TASK STATEMENT
Transcribe every line of the material below without any changes.

Records of where elements appear
---------------
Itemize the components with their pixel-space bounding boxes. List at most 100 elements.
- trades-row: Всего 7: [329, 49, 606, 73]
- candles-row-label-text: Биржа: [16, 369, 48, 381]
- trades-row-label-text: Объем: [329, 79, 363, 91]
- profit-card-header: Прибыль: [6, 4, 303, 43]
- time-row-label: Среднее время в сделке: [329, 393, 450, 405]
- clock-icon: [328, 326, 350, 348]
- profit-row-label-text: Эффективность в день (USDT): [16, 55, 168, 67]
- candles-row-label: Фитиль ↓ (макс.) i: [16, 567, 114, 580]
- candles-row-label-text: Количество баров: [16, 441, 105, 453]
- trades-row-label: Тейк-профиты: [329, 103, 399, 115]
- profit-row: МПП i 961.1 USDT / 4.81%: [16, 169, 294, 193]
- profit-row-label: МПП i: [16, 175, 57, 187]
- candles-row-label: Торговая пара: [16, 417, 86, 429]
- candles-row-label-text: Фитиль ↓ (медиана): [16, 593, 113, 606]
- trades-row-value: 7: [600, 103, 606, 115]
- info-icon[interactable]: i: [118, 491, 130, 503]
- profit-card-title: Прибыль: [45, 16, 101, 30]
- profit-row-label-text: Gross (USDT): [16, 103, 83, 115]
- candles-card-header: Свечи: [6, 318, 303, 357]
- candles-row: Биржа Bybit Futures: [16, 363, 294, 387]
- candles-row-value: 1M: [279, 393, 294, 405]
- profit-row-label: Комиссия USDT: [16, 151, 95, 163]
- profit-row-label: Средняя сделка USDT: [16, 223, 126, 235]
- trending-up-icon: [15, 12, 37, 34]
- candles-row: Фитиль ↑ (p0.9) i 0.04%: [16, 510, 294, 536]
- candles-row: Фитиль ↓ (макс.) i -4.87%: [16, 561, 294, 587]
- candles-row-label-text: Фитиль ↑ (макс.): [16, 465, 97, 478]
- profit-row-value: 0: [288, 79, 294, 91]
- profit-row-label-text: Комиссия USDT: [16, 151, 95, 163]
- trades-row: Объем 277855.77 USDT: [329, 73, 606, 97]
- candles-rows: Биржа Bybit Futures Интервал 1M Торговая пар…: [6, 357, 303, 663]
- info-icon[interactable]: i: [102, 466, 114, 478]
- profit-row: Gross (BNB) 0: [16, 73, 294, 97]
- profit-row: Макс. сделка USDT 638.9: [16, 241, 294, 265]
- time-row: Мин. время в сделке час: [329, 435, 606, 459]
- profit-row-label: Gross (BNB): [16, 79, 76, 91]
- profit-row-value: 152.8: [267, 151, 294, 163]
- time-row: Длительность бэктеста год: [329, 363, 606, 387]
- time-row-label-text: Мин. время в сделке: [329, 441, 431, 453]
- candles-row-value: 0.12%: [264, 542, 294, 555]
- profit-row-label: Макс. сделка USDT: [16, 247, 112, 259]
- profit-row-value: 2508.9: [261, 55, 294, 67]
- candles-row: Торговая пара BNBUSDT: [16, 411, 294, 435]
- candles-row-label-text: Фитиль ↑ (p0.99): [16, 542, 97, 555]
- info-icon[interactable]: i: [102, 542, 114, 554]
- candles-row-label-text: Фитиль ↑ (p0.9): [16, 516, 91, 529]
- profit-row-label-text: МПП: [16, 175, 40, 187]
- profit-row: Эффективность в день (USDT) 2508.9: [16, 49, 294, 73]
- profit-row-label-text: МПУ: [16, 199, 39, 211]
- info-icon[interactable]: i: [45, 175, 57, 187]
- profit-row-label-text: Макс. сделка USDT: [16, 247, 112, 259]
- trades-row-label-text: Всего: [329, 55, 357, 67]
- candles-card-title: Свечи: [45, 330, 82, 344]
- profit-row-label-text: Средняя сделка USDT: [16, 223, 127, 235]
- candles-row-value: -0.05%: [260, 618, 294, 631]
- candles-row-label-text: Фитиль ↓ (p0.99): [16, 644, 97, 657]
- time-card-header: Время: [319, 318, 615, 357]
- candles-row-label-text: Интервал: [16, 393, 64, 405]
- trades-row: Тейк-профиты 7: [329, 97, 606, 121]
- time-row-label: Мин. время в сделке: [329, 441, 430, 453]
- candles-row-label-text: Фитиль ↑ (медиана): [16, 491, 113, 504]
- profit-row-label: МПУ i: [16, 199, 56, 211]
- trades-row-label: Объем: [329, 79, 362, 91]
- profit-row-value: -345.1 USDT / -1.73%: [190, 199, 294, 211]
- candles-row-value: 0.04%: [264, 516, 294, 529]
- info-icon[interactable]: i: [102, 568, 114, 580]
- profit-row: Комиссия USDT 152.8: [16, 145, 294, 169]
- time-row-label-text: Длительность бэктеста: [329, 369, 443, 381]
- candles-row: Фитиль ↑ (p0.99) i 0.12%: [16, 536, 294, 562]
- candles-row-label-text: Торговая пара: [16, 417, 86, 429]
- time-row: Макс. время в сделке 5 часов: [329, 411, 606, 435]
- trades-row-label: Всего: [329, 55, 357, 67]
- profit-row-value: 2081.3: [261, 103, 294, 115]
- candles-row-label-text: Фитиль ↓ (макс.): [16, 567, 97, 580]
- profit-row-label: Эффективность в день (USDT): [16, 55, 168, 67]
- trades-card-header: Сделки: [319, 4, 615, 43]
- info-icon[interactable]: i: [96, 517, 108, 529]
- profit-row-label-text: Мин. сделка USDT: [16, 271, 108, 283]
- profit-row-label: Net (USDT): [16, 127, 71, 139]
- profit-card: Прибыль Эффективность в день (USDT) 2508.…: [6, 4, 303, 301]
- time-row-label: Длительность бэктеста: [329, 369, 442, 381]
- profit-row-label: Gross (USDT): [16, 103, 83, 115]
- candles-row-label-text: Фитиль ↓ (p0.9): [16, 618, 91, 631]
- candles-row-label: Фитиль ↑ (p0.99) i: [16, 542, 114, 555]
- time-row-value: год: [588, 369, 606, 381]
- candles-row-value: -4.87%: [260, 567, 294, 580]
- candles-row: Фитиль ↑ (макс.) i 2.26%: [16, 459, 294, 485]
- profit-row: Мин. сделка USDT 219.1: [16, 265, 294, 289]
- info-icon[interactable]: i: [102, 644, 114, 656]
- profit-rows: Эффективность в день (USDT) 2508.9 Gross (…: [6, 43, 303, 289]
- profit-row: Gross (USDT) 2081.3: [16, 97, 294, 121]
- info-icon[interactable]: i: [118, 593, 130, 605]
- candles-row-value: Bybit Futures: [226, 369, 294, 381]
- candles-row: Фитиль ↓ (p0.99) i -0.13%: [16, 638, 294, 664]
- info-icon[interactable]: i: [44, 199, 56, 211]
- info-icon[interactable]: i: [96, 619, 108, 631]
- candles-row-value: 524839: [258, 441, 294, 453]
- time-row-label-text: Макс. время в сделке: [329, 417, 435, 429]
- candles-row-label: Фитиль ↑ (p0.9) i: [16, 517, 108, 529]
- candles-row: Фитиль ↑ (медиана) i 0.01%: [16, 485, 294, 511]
---------------
FINAL RESULT
Itemize the components with their pixel-space bounding boxes. List at most 100 elements.
- trades-row: Всего 7: [329, 49, 606, 73]
- candles-row-label-text: Биржа: [16, 369, 48, 381]
- trades-row-label-text: Объем: [329, 79, 363, 91]
- profit-card-header: Прибыль: [6, 4, 303, 43]
- time-row-label: Среднее время в сделке: [329, 393, 450, 405]
- clock-icon: [328, 326, 350, 348]
- profit-row-label-text: Эффективность в день (USDT): [16, 55, 168, 67]
- candles-row-label: Фитиль ↓ (макс.) i: [16, 567, 114, 580]
- candles-row-label-text: Количество баров: [16, 441, 105, 453]
- trades-row-label: Тейк-профиты: [329, 103, 399, 115]
- profit-row: МПП i 961.1 USDT / 4.81%: [16, 169, 294, 193]
- profit-row-label: МПП i: [16, 175, 57, 187]
- candles-row-label: Торговая пара: [16, 417, 86, 429]
- candles-row-label-text: Фитиль ↓ (медиана): [16, 593, 113, 606]
- trades-row-value: 7: [600, 103, 606, 115]
- info-icon[interactable]: i: [118, 491, 130, 503]
- profit-card-title: Прибыль: [45, 16, 101, 30]
- profit-row-label-text: Gross (USDT): [16, 103, 83, 115]
- candles-card-header: Свечи: [6, 318, 303, 357]
- candles-row: Биржа Bybit Futures: [16, 363, 294, 387]
- candles-row-value: 1M: [279, 393, 294, 405]
- profit-row-label: Комиссия USDT: [16, 151, 95, 163]
- profit-row-label: Средняя сделка USDT: [16, 223, 126, 235]
- trending-up-icon: [15, 12, 37, 34]
- candles-row: Фитиль ↑ (p0.9) i 0.04%: [16, 510, 294, 536]
- candles-row: Фитиль ↓ (макс.) i -4.87%: [16, 561, 294, 587]
- candles-row-label-text: Фитиль ↑ (макс.): [16, 465, 97, 478]
- profit-row-value: 0: [288, 79, 294, 91]
- profit-row-label-text: Комиссия USDT: [16, 151, 95, 163]
- trades-row: Объем 277855.77 USDT: [329, 73, 606, 97]
- candles-rows: Биржа Bybit Futures Интервал 1M Торговая пар…: [6, 357, 303, 663]
- info-icon[interactable]: i: [102, 466, 114, 478]
- profit-row: Gross (BNB) 0: [16, 73, 294, 97]
- profit-row: Макс. сделка USDT 638.9: [16, 241, 294, 265]
- time-row: Мин. время в сделке час: [329, 435, 606, 459]
- profit-row-label: Gross (BNB): [16, 79, 76, 91]
- profit-row-value: 152.8: [267, 151, 294, 163]
- time-row: Длительность бэктеста год: [329, 363, 606, 387]
- time-row-label-text: Мин. время в сделке: [329, 441, 431, 453]
- candles-row-value: 0.12%: [264, 542, 294, 555]
- profit-row-label: Макс. сделка USDT: [16, 247, 112, 259]
- profit-row-value: 2508.9: [261, 55, 294, 67]
- candles-row: Торговая пара BNBUSDT: [16, 411, 294, 435]
- candles-row-label-text: Фитиль ↑ (p0.99): [16, 542, 97, 555]
- info-icon[interactable]: i: [102, 542, 114, 554]
- candles-row-label-text: Фитиль ↑ (p0.9): [16, 516, 91, 529]
- profit-row-label-text: МПП: [16, 175, 40, 187]
- profit-row: Эффективность в день (USDT) 2508.9: [16, 49, 294, 73]
- profit-row-label-text: МПУ: [16, 199, 39, 211]
- info-icon[interactable]: i: [45, 175, 57, 187]
- profit-row-label-text: Макс. сделка USDT: [16, 247, 112, 259]
- trades-row-label-text: Всего: [329, 55, 357, 67]
- candles-card-title: Свечи: [45, 330, 82, 344]
- profit-row-label-text: Средняя сделка USDT: [16, 223, 127, 235]
- candles-row-value: -0.05%: [260, 618, 294, 631]
- candles-row-label-text: Фитиль ↓ (p0.99): [16, 644, 97, 657]
- time-card-header: Время: [319, 318, 615, 357]
- candles-row-label-text: Интервал: [16, 393, 64, 405]
- trades-row: Тейк-профиты 7: [329, 97, 606, 121]
- time-row-label: Мин. время в сделке: [329, 441, 430, 453]
- candles-row-label-text: Фитиль ↑ (медиана): [16, 491, 113, 504]
- profit-row-label: МПУ i: [16, 199, 56, 211]
- trades-row-label: Объем: [329, 79, 362, 91]
- profit-row-value: -345.1 USDT / -1.73%: [190, 199, 294, 211]
- candles-row-value: 0.04%: [264, 516, 294, 529]
- info-icon[interactable]: i: [102, 568, 114, 580]
- profit-row: Комиссия USDT 152.8: [16, 145, 294, 169]
- time-row-label-text: Длительность бэктеста: [329, 369, 443, 381]
- candles-row: Фитиль ↑ (p0.99) i 0.12%: [16, 536, 294, 562]
- candles-row-label-text: Торговая пара: [16, 417, 86, 429]
- time-row: Макс. время в сделке 5 часов: [329, 411, 606, 435]
- trades-row-label: Всего: [329, 55, 357, 67]
- profit-row-value: 2081.3: [261, 103, 294, 115]
- candles-row-label-text: Фитиль ↓ (макс.): [16, 567, 97, 580]
- profit-row-label: Эффективность в день (USDT): [16, 55, 168, 67]
- trades-card-header: Сделки: [319, 4, 615, 43]
- info-icon[interactable]: i: [96, 517, 108, 529]
- profit-row-label-text: Мин. сделка USDT: [16, 271, 108, 283]
- profit-row-label: Net (USDT): [16, 127, 71, 139]
- profit-card: Прибыль Эффективность в день (USDT) 2508.…: [6, 4, 303, 301]
- time-row-label: Длительность бэктеста: [329, 369, 442, 381]
- profit-row-label: Gross (USDT): [16, 103, 83, 115]
- candles-row-label-text: Фитиль ↓ (p0.9): [16, 618, 91, 631]
- candles-row-label: Фитиль ↑ (p0.99) i: [16, 542, 114, 555]
- time-row-value: год: [588, 369, 606, 381]
- candles-row-value: -4.87%: [260, 567, 294, 580]
- candles-row: Фитиль ↑ (макс.) i 2.26%: [16, 459, 294, 485]
- profit-row: Мин. сделка USDT 219.1: [16, 265, 294, 289]
- info-icon[interactable]: i: [102, 644, 114, 656]
- profit-rows: Эффективность в день (USDT) 2508.9 Gross (…: [6, 43, 303, 289]
- profit-row: Gross (USDT) 2081.3: [16, 97, 294, 121]
- info-icon[interactable]: i: [118, 593, 130, 605]
- candles-row-value: Bybit Futures: [226, 369, 294, 381]
- candles-row: Фитиль ↓ (p0.99) i -0.13%: [16, 638, 294, 664]
- info-icon[interactable]: i: [44, 199, 56, 211]
- info-icon[interactable]: i: [96, 619, 108, 631]
- candles-row-value: 524839: [258, 441, 294, 453]
- time-row-label-text: Макс. время в сделке: [329, 417, 435, 429]
- candles-row-label: Фитиль ↑ (p0.9) i: [16, 517, 108, 529]
- candles-row: Фитиль ↑ (медиана) i 0.01%: [16, 485, 294, 511]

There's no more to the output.